§ **REQUIRED TASK**:
Leave out every picture, and restate word for word only the lines from the one containing "Give me the" through the end of the material.

Stored data:

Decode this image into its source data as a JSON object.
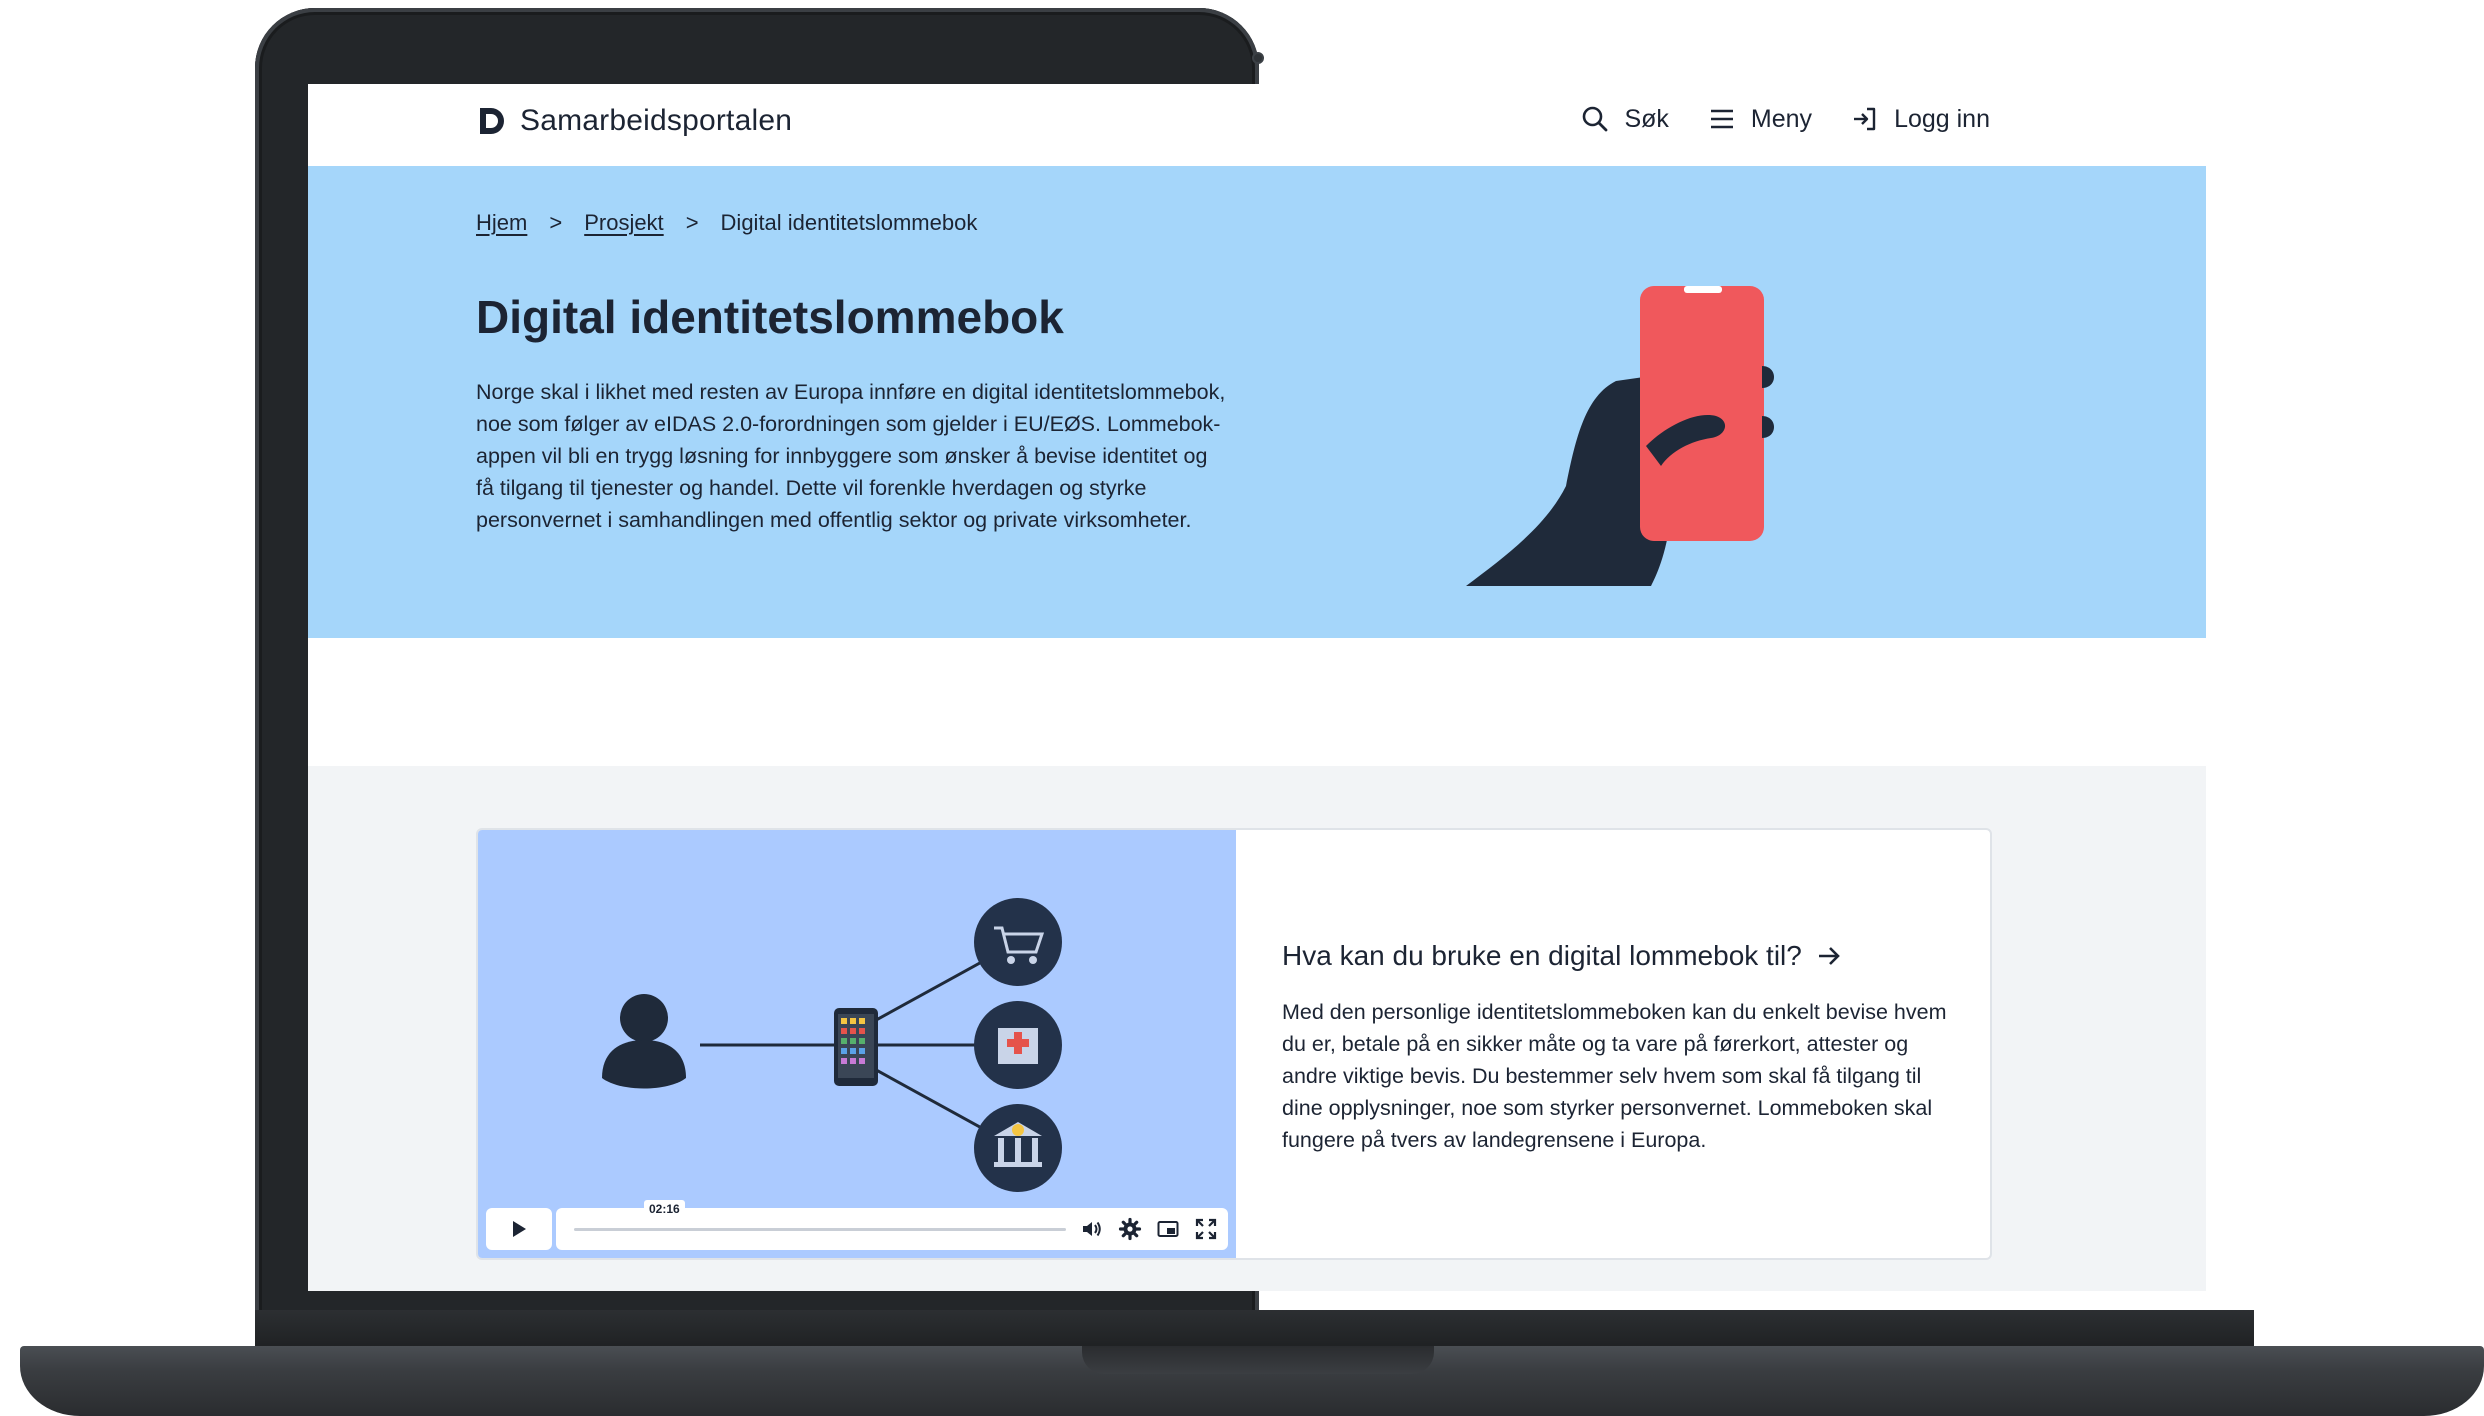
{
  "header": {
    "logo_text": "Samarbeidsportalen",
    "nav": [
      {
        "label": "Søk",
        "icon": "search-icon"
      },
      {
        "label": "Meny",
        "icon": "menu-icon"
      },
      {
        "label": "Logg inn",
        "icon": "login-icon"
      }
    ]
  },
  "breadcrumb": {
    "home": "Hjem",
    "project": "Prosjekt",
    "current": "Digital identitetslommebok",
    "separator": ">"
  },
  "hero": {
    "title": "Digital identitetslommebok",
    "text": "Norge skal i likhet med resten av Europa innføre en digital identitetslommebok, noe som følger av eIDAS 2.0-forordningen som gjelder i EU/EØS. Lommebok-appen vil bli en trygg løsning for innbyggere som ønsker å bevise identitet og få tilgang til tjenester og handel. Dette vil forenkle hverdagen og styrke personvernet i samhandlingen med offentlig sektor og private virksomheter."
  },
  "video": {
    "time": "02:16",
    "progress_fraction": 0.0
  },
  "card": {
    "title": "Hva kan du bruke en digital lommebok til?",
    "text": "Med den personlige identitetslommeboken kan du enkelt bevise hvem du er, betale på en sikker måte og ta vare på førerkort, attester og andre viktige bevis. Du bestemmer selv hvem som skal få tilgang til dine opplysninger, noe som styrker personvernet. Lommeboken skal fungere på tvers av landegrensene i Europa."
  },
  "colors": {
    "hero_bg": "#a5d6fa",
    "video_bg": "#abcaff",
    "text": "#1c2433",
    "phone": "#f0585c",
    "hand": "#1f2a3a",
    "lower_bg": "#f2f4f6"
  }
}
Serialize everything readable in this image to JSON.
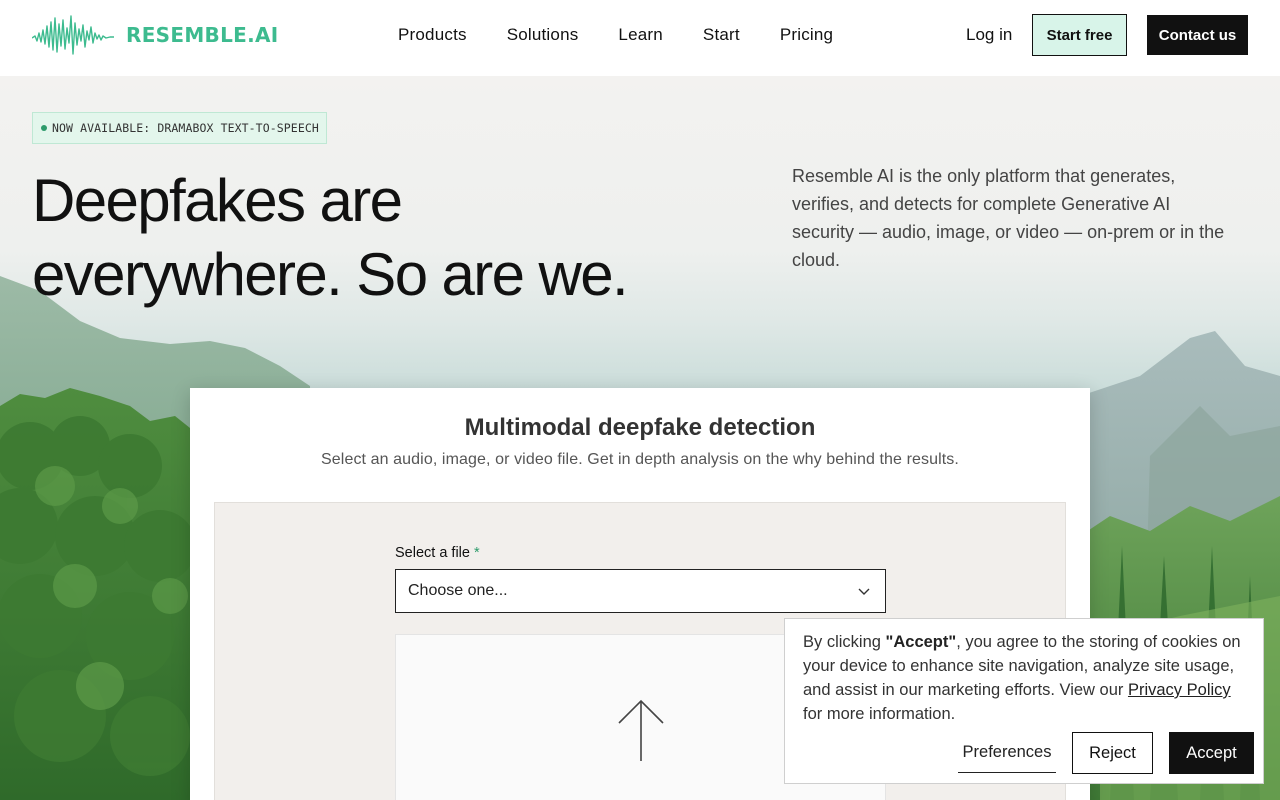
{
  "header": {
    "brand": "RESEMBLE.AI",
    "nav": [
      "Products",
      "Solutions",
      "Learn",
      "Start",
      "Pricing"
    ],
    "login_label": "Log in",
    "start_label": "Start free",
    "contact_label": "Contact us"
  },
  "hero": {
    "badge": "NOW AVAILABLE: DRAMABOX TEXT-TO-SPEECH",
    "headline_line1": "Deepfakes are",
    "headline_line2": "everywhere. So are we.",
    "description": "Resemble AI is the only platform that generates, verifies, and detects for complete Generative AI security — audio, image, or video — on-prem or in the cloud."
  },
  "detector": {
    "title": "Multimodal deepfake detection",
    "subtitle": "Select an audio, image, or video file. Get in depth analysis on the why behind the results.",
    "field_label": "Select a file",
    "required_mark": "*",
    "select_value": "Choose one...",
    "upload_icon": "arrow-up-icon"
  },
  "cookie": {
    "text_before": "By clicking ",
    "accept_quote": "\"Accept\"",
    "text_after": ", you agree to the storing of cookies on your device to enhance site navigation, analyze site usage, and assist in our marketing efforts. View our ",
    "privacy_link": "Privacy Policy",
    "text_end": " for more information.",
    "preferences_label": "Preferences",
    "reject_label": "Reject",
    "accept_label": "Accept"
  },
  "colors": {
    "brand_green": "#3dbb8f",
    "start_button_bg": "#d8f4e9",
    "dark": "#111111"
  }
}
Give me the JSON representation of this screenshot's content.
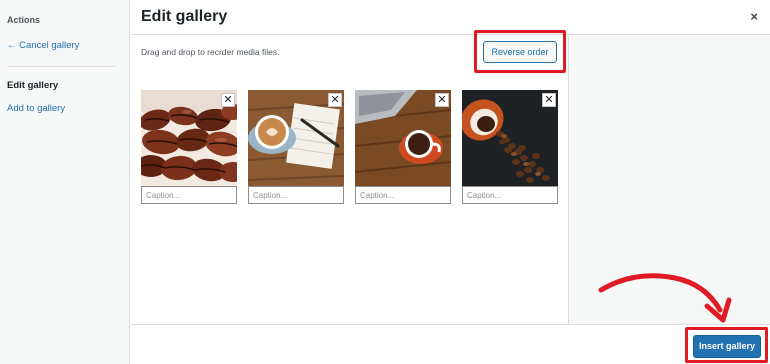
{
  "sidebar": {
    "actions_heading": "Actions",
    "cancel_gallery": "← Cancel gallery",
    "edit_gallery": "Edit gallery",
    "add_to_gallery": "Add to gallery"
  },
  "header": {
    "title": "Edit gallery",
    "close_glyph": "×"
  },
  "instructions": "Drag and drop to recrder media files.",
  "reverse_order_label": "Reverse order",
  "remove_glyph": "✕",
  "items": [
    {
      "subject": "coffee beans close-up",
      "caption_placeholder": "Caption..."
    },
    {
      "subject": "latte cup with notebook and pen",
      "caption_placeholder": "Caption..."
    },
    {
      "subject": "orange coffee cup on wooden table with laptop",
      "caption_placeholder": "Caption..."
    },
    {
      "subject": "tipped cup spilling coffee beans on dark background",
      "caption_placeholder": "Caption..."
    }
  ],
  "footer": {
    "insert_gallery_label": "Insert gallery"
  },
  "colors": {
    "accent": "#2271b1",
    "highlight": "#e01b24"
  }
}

§ **SOLVED EXERCISE**:
Give me the JSON representation of this screenshot's content.
{
  "sidebar": {
    "actions_heading": "Actions",
    "cancel_gallery": "← Cancel gallery",
    "edit_gallery": "Edit gallery",
    "add_to_gallery": "Add to gallery"
  },
  "header": {
    "title": "Edit gallery",
    "close_glyph": "×"
  },
  "instructions": "Drag and drop to recrder media files.",
  "reverse_order_label": "Reverse order",
  "remove_glyph": "✕",
  "items": [
    {
      "subject": "coffee beans close-up",
      "caption_placeholder": "Caption..."
    },
    {
      "subject": "latte cup with notebook and pen",
      "caption_placeholder": "Caption..."
    },
    {
      "subject": "orange coffee cup on wooden table with laptop",
      "caption_placeholder": "Caption..."
    },
    {
      "subject": "tipped cup spilling coffee beans on dark background",
      "caption_placeholder": "Caption..."
    }
  ],
  "footer": {
    "insert_gallery_label": "Insert gallery"
  },
  "colors": {
    "accent": "#2271b1",
    "highlight": "#e01b24"
  }
}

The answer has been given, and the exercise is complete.